:: YOUR OBJECTIVE ::
Extract every line that includes the string "сравнения".

(Data records)
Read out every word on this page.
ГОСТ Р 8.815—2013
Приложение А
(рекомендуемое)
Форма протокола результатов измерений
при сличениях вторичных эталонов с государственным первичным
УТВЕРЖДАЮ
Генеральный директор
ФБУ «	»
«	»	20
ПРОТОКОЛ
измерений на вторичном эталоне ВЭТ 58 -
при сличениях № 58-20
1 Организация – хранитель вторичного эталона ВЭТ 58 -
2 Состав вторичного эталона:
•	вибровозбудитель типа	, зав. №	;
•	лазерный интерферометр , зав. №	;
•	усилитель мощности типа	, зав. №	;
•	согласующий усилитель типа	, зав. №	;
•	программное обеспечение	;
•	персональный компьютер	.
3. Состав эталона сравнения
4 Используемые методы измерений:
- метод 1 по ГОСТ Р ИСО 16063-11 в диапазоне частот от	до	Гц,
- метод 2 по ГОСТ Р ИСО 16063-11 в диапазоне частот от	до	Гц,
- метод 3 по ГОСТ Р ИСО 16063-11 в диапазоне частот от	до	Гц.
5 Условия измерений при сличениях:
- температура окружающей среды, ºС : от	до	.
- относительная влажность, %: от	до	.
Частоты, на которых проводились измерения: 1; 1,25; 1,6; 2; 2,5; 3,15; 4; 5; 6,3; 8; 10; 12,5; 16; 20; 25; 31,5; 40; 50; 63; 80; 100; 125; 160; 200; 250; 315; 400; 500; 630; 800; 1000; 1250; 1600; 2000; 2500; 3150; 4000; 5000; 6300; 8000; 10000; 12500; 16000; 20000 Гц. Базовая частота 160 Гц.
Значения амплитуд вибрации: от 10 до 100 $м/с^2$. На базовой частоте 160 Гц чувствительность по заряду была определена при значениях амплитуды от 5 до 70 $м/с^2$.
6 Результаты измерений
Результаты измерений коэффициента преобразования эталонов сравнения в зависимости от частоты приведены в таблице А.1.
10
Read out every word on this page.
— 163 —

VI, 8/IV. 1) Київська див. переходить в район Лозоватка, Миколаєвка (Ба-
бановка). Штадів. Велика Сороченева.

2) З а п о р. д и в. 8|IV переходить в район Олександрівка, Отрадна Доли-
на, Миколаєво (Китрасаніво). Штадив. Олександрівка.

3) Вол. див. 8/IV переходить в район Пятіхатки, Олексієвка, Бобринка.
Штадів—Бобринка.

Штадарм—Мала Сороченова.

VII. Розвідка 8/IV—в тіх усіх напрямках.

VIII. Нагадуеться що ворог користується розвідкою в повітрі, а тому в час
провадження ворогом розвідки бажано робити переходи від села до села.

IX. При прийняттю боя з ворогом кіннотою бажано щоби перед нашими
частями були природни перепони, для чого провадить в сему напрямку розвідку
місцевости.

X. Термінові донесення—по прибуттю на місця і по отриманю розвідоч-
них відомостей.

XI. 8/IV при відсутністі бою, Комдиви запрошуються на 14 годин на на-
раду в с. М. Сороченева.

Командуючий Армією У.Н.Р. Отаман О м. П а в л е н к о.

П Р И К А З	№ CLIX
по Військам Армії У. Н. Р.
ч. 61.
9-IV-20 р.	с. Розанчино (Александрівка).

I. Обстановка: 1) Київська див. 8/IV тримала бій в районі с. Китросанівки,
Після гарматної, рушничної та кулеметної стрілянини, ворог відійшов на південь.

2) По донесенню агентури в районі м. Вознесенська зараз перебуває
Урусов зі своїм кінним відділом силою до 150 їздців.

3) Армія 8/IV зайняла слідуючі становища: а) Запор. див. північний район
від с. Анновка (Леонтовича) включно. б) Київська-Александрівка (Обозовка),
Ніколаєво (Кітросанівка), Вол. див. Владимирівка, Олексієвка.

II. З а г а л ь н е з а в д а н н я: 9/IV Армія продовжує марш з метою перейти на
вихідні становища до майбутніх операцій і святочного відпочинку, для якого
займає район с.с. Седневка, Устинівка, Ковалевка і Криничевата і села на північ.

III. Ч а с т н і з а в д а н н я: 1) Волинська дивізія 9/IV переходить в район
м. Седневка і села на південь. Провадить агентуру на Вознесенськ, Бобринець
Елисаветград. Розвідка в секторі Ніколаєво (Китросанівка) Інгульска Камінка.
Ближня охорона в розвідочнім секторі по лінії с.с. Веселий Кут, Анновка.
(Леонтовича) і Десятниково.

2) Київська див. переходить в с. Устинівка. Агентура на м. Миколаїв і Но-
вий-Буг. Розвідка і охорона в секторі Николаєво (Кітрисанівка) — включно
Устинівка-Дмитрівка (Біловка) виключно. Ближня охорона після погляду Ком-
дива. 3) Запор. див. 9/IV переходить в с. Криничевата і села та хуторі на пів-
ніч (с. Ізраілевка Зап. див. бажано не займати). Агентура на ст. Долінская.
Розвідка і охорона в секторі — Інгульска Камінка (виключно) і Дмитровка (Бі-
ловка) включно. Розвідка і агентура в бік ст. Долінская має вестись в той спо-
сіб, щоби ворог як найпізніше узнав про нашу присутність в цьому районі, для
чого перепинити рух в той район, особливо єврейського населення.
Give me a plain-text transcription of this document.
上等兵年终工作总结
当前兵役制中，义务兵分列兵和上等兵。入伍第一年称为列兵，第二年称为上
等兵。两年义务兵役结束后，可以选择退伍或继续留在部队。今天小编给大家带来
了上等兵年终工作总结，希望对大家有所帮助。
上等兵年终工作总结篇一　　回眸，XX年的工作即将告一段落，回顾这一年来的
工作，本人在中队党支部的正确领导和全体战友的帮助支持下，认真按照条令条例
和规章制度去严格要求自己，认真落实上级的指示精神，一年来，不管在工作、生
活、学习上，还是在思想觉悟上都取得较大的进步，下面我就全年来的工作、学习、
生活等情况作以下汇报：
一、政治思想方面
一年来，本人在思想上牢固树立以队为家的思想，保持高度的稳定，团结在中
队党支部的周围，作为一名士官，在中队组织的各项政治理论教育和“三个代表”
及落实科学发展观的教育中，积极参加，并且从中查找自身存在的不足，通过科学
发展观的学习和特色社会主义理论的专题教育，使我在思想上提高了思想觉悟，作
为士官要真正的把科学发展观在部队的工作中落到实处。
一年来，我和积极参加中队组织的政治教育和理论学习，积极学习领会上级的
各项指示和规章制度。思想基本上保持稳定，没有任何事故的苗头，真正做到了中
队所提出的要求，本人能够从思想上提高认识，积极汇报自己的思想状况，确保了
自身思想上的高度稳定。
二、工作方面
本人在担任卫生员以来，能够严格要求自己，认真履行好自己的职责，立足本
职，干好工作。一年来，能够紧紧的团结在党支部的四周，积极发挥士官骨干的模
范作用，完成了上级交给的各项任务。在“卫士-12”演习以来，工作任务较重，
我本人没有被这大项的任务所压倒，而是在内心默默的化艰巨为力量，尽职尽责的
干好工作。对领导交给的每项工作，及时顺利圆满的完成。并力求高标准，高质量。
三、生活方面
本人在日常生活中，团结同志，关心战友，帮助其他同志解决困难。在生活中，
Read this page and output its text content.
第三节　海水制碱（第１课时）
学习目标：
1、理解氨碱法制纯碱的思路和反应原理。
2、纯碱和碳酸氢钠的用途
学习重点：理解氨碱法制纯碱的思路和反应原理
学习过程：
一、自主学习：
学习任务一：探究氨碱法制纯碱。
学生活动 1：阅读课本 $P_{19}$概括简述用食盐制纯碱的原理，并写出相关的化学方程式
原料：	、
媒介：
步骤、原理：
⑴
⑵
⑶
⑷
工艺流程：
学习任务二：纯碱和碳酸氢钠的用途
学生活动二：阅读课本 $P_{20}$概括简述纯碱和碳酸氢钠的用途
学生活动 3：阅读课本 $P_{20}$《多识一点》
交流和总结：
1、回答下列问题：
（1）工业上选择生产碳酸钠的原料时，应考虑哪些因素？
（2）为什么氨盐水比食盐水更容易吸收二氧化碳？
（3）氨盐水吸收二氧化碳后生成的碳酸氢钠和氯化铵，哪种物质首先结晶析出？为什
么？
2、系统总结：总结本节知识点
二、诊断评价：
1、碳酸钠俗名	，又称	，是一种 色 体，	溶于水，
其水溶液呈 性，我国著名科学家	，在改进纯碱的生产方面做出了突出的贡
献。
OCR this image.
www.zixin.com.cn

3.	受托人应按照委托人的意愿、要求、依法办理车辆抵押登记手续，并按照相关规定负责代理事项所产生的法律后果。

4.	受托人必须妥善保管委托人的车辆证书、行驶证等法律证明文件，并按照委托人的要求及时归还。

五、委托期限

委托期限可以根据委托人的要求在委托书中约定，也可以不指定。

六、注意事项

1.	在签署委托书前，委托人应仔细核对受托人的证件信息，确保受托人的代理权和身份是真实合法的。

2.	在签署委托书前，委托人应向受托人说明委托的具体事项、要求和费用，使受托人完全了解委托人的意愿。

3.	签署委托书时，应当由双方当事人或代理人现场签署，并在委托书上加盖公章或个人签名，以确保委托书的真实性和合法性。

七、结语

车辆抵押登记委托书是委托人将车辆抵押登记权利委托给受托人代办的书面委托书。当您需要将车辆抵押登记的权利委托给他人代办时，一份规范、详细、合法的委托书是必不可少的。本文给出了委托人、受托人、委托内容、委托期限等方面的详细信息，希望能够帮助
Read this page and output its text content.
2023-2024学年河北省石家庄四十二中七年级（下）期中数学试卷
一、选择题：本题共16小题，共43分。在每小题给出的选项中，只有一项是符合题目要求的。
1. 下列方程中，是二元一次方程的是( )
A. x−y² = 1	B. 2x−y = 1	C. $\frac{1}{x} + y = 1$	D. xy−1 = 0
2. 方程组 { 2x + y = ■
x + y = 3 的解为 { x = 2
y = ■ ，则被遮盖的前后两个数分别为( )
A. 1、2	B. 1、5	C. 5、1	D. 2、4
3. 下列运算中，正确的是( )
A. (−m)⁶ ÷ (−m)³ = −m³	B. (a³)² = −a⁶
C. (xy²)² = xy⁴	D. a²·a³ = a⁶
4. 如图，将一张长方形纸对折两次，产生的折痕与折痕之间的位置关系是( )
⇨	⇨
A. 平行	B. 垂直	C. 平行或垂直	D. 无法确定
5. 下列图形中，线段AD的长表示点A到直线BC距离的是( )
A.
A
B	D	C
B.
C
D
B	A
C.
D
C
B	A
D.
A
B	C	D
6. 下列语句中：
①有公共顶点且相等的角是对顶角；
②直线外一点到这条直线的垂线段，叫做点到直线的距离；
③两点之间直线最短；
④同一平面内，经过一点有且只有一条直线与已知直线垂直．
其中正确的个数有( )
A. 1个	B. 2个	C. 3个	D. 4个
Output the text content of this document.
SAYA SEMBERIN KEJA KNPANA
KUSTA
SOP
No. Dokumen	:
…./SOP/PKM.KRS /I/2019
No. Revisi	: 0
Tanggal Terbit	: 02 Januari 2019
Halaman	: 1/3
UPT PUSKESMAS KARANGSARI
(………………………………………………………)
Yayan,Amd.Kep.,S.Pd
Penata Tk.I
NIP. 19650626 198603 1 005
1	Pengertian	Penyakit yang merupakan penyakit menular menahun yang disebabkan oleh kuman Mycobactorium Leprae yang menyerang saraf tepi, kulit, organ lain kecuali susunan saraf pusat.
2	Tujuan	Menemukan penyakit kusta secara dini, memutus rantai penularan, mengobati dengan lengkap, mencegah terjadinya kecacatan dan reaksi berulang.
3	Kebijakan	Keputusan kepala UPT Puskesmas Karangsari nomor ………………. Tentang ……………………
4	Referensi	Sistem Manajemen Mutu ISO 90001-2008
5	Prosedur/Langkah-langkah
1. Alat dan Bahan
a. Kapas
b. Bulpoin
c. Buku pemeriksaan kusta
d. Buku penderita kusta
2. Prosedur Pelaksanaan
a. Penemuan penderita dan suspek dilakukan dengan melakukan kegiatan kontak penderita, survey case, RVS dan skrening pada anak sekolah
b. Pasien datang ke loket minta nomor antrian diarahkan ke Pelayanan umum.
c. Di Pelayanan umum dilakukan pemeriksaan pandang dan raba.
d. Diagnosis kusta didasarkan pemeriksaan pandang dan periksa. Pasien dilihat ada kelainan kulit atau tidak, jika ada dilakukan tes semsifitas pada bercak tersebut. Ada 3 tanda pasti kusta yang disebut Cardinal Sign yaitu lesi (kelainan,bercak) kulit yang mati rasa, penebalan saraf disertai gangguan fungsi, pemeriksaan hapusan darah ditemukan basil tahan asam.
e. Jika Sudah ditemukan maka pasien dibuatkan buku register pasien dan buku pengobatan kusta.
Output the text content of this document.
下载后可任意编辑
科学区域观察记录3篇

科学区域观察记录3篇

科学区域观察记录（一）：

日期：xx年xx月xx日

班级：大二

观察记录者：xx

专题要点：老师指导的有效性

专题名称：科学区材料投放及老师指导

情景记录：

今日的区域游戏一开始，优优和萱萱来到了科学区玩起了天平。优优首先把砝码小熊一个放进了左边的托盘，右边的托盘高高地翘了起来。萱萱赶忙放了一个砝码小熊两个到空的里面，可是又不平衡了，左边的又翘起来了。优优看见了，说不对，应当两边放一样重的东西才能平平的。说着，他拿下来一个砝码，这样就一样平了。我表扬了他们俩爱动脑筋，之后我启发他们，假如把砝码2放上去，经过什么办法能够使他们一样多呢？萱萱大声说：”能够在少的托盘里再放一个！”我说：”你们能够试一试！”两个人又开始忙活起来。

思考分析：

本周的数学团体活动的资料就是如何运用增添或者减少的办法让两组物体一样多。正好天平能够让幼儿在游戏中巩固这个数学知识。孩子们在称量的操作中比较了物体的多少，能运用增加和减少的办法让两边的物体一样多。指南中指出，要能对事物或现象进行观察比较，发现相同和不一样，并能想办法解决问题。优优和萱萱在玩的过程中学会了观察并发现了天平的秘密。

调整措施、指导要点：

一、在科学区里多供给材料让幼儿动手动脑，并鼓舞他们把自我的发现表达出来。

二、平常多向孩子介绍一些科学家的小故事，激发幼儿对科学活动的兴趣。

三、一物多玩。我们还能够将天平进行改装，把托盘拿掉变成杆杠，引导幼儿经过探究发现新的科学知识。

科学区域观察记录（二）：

:: OUTPUT OF THE EXERCISE ::
3. Состав эталона сравнения
Результаты измерений коэффициента преобразования эталонов сравнения в зависимости от частоты приведены в таблице А.1.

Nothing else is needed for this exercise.